Collection entries
....

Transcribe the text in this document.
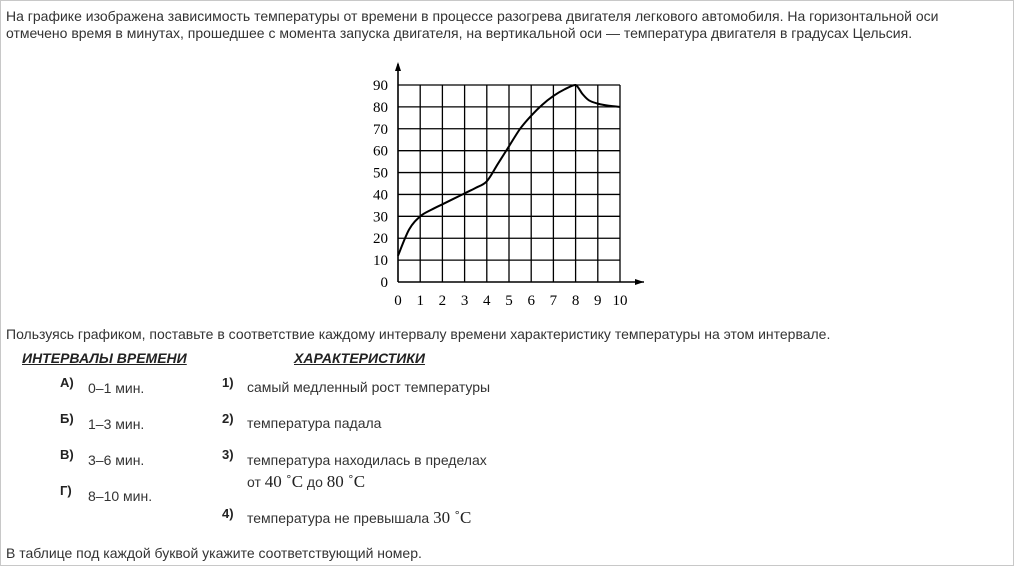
На графике изображена зависимость температуры от времени в процессе разогрева двигателя легкового автомобиля. На горизонтальной оси
отмечено время в минутах, прошедшее с момента запуска двигателя, на вертикальной оси — температура двигателя в градусах Цельсия.
0 1 2 3 4 5 6 7 8 9 10
0
10
20
30
40
50
60
70
80
90
Пользуясь графиком, поставьте в соответствие каждому интервалу времени характеристику температуры на этом интервале.
ИНТЕРВАЛЫ ВРЕМЕНИ	ХАРАКТЕРИСТИКИ
А) 0–1 мин.
Б) 1–3 мин.
В) 3–6 мин.
Г) 8–10 мин.
1) самый медленный рост температуры
2) температура падала
3) температура находилась в пределах
от 40 ˚C до 80 ˚C
4) температура не превышала 30 ˚C
В таблице под каждой буквой укажите соответствующий номер.
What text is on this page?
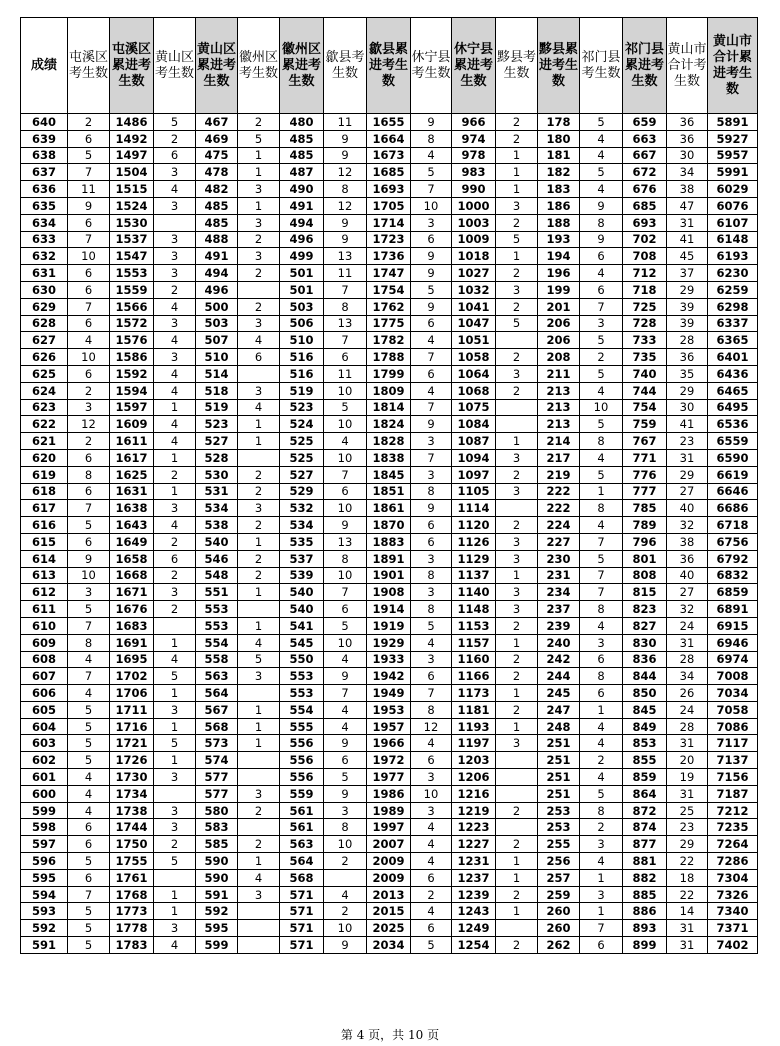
成绩	屯溪区考生数	屯溪区累进考生数	黄山区考生数	黄山区累进考生数	徽州区考生数	徽州区累进考生数	歙县考生数	歙县累进考生数	休宁县考生数	休宁县累进考生数	黟县考生数	黟县累进考生数	祁门县考生数	祁门县累进考生数	黄山市合计考生数	黄山市合计累进考生数
640	2	1486	5	467	2	480	11	1655	9	966	2	178	5	659	36	5891
639	6	1492	2	469	5	485	9	1664	8	974	2	180	4	663	36	5927
638	5	1497	6	475	1	485	9	1673	4	978	1	181	4	667	30	5957
637	7	1504	3	478	1	487	12	1685	5	983	1	182	5	672	34	5991
636	11	1515	4	482	3	490	8	1693	7	990	1	183	4	676	38	6029
635	9	1524	3	485	1	491	12	1705	10	1000	3	186	9	685	47	6076
634	6	1530		485	3	494	9	1714	3	1003	2	188	8	693	31	6107
633	7	1537	3	488	2	496	9	1723	6	1009	5	193	9	702	41	6148
632	10	1547	3	491	3	499	13	1736	9	1018	1	194	6	708	45	6193
631	6	1553	3	494	2	501	11	1747	9	1027	2	196	4	712	37	6230
630	6	1559	2	496		501	7	1754	5	1032	3	199	6	718	29	6259
629	7	1566	4	500	2	503	8	1762	9	1041	2	201	7	725	39	6298
628	6	1572	3	503	3	506	13	1775	6	1047	5	206	3	728	39	6337
627	4	1576	4	507	4	510	7	1782	4	1051		206	5	733	28	6365
626	10	1586	3	510	6	516	6	1788	7	1058	2	208	2	735	36	6401
625	6	1592	4	514		516	11	1799	6	1064	3	211	5	740	35	6436
624	2	1594	4	518	3	519	10	1809	4	1068	2	213	4	744	29	6465
623	3	1597	1	519	4	523	5	1814	7	1075		213	10	754	30	6495
622	12	1609	4	523	1	524	10	1824	9	1084		213	5	759	41	6536
621	2	1611	4	527	1	525	4	1828	3	1087	1	214	8	767	23	6559
620	6	1617	1	528		525	10	1838	7	1094	3	217	4	771	31	6590
619	8	1625	2	530	2	527	7	1845	3	1097	2	219	5	776	29	6619
618	6	1631	1	531	2	529	6	1851	8	1105	3	222	1	777	27	6646
617	7	1638	3	534	3	532	10	1861	9	1114		222	8	785	40	6686
616	5	1643	4	538	2	534	9	1870	6	1120	2	224	4	789	32	6718
615	6	1649	2	540	1	535	13	1883	6	1126	3	227	7	796	38	6756
614	9	1658	6	546	2	537	8	1891	3	1129	3	230	5	801	36	6792
613	10	1668	2	548	2	539	10	1901	8	1137	1	231	7	808	40	6832
612	3	1671	3	551	1	540	7	1908	3	1140	3	234	7	815	27	6859
611	5	1676	2	553		540	6	1914	8	1148	3	237	8	823	32	6891
610	7	1683		553	1	541	5	1919	5	1153	2	239	4	827	24	6915
609	8	1691	1	554	4	545	10	1929	4	1157	1	240	3	830	31	6946
608	4	1695	4	558	5	550	4	1933	3	1160	2	242	6	836	28	6974
607	7	1702	5	563	3	553	9	1942	6	1166	2	244	8	844	34	7008
606	4	1706	1	564		553	7	1949	7	1173	1	245	6	850	26	7034
605	5	1711	3	567	1	554	4	1953	8	1181	2	247	1	845	24	7058
604	5	1716	1	568	1	555	4	1957	12	1193	1	248	4	849	28	7086
603	5	1721	5	573	1	556	9	1966	4	1197	3	251	4	853	31	7117
602	5	1726	1	574		556	6	1972	6	1203		251	2	855	20	7137
601	4	1730	3	577		556	5	1977	3	1206		251	4	859	19	7156
600	4	1734		577	3	559	9	1986	10	1216		251	5	864	31	7187
599	4	1738	3	580	2	561	3	1989	3	1219	2	253	8	872	25	7212
598	6	1744	3	583		561	8	1997	4	1223		253	2	874	23	7235
597	6	1750	2	585	2	563	10	2007	4	1227	2	255	3	877	29	7264
596	5	1755	5	590	1	564	2	2009	4	1231	1	256	4	881	22	7286
595	6	1761		590	4	568		2009	6	1237	1	257	1	882	18	7304
594	7	1768	1	591	3	571	4	2013	2	1239	2	259	3	885	22	7326
593	5	1773	1	592		571	2	2015	4	1243	1	260	1	886	14	7340
592	5	1778	3	595		571	10	2025	6	1249		260	7	893	31	7371
591	5	1783	4	599		571	9	2034	5	1254	2	262	6	899	31	7402
第 4 页，共 10 页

....

**SHORT EXERCISE**
Return only the number of lines in the entries that contain the string "температура".

**ANSWER BELOW**
4